** What is expected **
Please copy out every line of the listing below word for word, leaving nothing out and changing nothing.

** Data supplied **
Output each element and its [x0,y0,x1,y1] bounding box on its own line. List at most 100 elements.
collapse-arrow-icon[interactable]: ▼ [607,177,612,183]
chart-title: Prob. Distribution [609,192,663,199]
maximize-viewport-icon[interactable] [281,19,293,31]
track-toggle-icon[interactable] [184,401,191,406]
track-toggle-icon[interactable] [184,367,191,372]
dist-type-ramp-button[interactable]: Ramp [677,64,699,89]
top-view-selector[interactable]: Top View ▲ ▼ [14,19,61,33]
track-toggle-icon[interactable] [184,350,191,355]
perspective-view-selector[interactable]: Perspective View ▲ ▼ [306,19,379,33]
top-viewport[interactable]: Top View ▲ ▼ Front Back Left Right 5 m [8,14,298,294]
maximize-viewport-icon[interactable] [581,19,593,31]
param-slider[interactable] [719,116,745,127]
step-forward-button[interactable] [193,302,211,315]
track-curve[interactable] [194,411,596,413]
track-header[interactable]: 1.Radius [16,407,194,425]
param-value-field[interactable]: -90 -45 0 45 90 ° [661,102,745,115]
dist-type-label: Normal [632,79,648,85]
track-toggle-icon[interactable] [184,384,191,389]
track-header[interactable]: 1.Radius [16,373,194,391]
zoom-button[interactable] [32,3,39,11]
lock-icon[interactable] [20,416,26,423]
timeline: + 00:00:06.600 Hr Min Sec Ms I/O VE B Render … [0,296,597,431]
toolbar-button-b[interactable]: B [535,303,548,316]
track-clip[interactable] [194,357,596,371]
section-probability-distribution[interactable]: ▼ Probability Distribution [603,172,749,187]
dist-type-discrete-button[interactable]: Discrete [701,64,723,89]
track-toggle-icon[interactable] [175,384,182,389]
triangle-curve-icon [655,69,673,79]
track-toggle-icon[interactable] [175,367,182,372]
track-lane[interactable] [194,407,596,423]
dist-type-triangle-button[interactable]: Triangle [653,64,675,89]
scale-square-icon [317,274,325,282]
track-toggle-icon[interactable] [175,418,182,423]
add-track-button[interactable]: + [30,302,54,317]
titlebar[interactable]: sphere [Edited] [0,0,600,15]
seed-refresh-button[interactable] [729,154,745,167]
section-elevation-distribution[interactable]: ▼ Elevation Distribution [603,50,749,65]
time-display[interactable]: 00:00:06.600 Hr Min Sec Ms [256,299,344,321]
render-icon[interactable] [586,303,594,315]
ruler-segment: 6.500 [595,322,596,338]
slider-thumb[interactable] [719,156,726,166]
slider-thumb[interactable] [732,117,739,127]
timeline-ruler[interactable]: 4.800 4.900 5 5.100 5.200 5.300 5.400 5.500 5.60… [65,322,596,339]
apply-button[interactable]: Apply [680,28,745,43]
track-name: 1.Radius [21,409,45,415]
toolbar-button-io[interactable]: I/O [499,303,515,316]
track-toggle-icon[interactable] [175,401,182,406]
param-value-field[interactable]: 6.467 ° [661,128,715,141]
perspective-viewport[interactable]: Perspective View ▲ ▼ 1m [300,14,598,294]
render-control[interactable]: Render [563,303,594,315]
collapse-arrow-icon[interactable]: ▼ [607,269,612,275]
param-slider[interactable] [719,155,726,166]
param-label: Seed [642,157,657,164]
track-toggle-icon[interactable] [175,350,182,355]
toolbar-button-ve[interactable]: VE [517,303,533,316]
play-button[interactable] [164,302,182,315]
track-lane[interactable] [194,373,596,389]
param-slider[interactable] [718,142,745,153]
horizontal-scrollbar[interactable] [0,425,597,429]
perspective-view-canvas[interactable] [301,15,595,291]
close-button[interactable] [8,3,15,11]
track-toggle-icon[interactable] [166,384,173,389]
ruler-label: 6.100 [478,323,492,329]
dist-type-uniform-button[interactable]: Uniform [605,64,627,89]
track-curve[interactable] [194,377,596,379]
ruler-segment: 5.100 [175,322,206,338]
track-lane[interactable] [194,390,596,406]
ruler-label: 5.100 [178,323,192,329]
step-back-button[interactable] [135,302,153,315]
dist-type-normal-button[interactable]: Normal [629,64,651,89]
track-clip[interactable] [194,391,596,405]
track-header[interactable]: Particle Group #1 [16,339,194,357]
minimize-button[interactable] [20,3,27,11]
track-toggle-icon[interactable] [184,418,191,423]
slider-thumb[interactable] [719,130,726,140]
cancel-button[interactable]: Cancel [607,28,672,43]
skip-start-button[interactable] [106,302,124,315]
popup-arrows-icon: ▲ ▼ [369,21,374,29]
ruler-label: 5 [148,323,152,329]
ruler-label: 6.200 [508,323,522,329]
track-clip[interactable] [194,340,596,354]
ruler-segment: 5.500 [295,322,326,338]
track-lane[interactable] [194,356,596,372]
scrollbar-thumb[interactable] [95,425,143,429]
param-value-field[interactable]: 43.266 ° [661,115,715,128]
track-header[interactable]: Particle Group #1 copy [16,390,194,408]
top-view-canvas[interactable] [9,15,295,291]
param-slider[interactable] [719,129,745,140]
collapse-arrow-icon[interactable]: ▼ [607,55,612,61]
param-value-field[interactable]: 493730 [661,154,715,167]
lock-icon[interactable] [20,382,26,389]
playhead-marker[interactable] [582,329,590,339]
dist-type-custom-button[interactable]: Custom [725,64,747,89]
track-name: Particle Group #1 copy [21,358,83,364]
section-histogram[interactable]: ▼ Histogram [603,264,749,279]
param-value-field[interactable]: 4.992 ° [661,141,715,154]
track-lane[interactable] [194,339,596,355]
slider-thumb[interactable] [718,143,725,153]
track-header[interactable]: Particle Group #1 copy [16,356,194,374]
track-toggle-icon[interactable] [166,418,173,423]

** Response to the exercise **
Output each element and its [x0,y0,x1,y1] bounding box on its own line. List at most 100 elements.
collapse-arrow-icon[interactable]: ▼ [607,177,612,183]
chart-title: Prob. Distribution [609,192,663,199]
maximize-viewport-icon[interactable] [281,19,293,31]
track-toggle-icon[interactable] [184,401,191,406]
track-toggle-icon[interactable] [184,367,191,372]
dist-type-ramp-button[interactable]: Ramp [677,64,699,89]
top-view-selector[interactable]: Top View ▲ ▼ [14,19,61,33]
track-toggle-icon[interactable] [184,350,191,355]
perspective-view-selector[interactable]: Perspective View ▲ ▼ [306,19,379,33]
top-viewport[interactable]: Top View ▲ ▼ Front Back Left Right 5 m [8,14,298,294]
maximize-viewport-icon[interactable] [581,19,593,31]
param-slider[interactable] [719,116,745,127]
step-forward-button[interactable] [193,302,211,315]
track-curve[interactable] [194,411,596,413]
track-header[interactable]: 1.Radius [16,407,194,425]
param-value-field[interactable]: -90 -45 0 45 90 ° [661,102,745,115]
dist-type-label: Normal [632,79,648,85]
track-toggle-icon[interactable] [184,384,191,389]
track-header[interactable]: 1.Radius [16,373,194,391]
zoom-button[interactable] [32,3,39,11]
lock-icon[interactable] [20,416,26,423]
timeline: + 00:00:06.600 Hr Min Sec Ms I/O VE B Render … [0,296,597,431]
toolbar-button-b[interactable]: B [535,303,548,316]
track-clip[interactable] [194,357,596,371]
section-probability-distribution[interactable]: ▼ Probability Distribution [603,172,749,187]
dist-type-discrete-button[interactable]: Discrete [701,64,723,89]
track-toggle-icon[interactable] [175,384,182,389]
triangle-curve-icon [655,69,673,79]
track-toggle-icon[interactable] [175,367,182,372]
track-lane[interactable] [194,407,596,423]
dist-type-triangle-button[interactable]: Triangle [653,64,675,89]
scale-square-icon [317,274,325,282]
track-toggle-icon[interactable] [175,418,182,423]
add-track-button[interactable]: + [30,302,54,317]
titlebar[interactable]: sphere [Edited] [0,0,600,15]
seed-refresh-button[interactable] [729,154,745,167]
section-elevation-distribution[interactable]: ▼ Elevation Distribution [603,50,749,65]
time-display[interactable]: 00:00:06.600 Hr Min Sec Ms [256,299,344,321]
render-icon[interactable] [586,303,594,315]
ruler-segment: 6.500 [595,322,596,338]
slider-thumb[interactable] [719,156,726,166]
slider-thumb[interactable] [732,117,739,127]
timeline-ruler[interactable]: 4.800 4.900 5 5.100 5.200 5.300 5.400 5.500 5.60… [65,322,596,339]
apply-button[interactable]: Apply [680,28,745,43]
track-name: 1.Radius [21,409,45,415]
toolbar-button-io[interactable]: I/O [499,303,515,316]
track-toggle-icon[interactable] [175,401,182,406]
param-value-field[interactable]: 6.467 ° [661,128,715,141]
perspective-viewport[interactable]: Perspective View ▲ ▼ 1m [300,14,598,294]
render-control[interactable]: Render [563,303,594,315]
collapse-arrow-icon[interactable]: ▼ [607,269,612,275]
param-slider[interactable] [719,155,726,166]
param-label: Seed [642,157,657,164]
track-toggle-icon[interactable] [175,350,182,355]
toolbar-button-ve[interactable]: VE [517,303,533,316]
play-button[interactable] [164,302,182,315]
track-lane[interactable] [194,373,596,389]
param-slider[interactable] [718,142,745,153]
horizontal-scrollbar[interactable] [0,425,597,429]
perspective-view-canvas[interactable] [301,15,595,291]
close-button[interactable] [8,3,15,11]
track-toggle-icon[interactable] [166,384,173,389]
ruler-label: 6.100 [478,323,492,329]
dist-type-uniform-button[interactable]: Uniform [605,64,627,89]
track-curve[interactable] [194,377,596,379]
ruler-segment: 5.100 [175,322,206,338]
track-lane[interactable] [194,390,596,406]
ruler-label: 5.100 [178,323,192,329]
step-back-button[interactable] [135,302,153,315]
dist-type-normal-button[interactable]: Normal [629,64,651,89]
track-clip[interactable] [194,391,596,405]
track-header[interactable]: Particle Group #1 [16,339,194,357]
minimize-button[interactable] [20,3,27,11]
track-toggle-icon[interactable] [184,418,191,423]
slider-thumb[interactable] [719,130,726,140]
cancel-button[interactable]: Cancel [607,28,672,43]
skip-start-button[interactable] [106,302,124,315]
popup-arrows-icon: ▲ ▼ [369,21,374,29]
ruler-label: 5 [148,323,152,329]
ruler-label: 6.200 [508,323,522,329]
track-clip[interactable] [194,340,596,354]
ruler-segment: 5.500 [295,322,326,338]
track-lane[interactable] [194,356,596,372]
scrollbar-thumb[interactable] [95,425,143,429]
param-value-field[interactable]: 43.266 ° [661,115,715,128]
track-header[interactable]: Particle Group #1 copy [16,390,194,408]
top-view-canvas[interactable] [9,15,295,291]
param-slider[interactable] [719,129,745,140]
collapse-arrow-icon[interactable]: ▼ [607,55,612,61]
param-value-field[interactable]: 493730 [661,154,715,167]
lock-icon[interactable] [20,382,26,389]
playhead-marker[interactable] [582,329,590,339]
dist-type-custom-button[interactable]: Custom [725,64,747,89]
track-name: Particle Group #1 copy [21,358,83,364]
section-histogram[interactable]: ▼ Histogram [603,264,749,279]
param-value-field[interactable]: 4.992 ° [661,141,715,154]
track-lane[interactable] [194,339,596,355]
slider-thumb[interactable] [718,143,725,153]
track-header[interactable]: Particle Group #1 copy [16,356,194,374]
track-toggle-icon[interactable] [166,418,173,423]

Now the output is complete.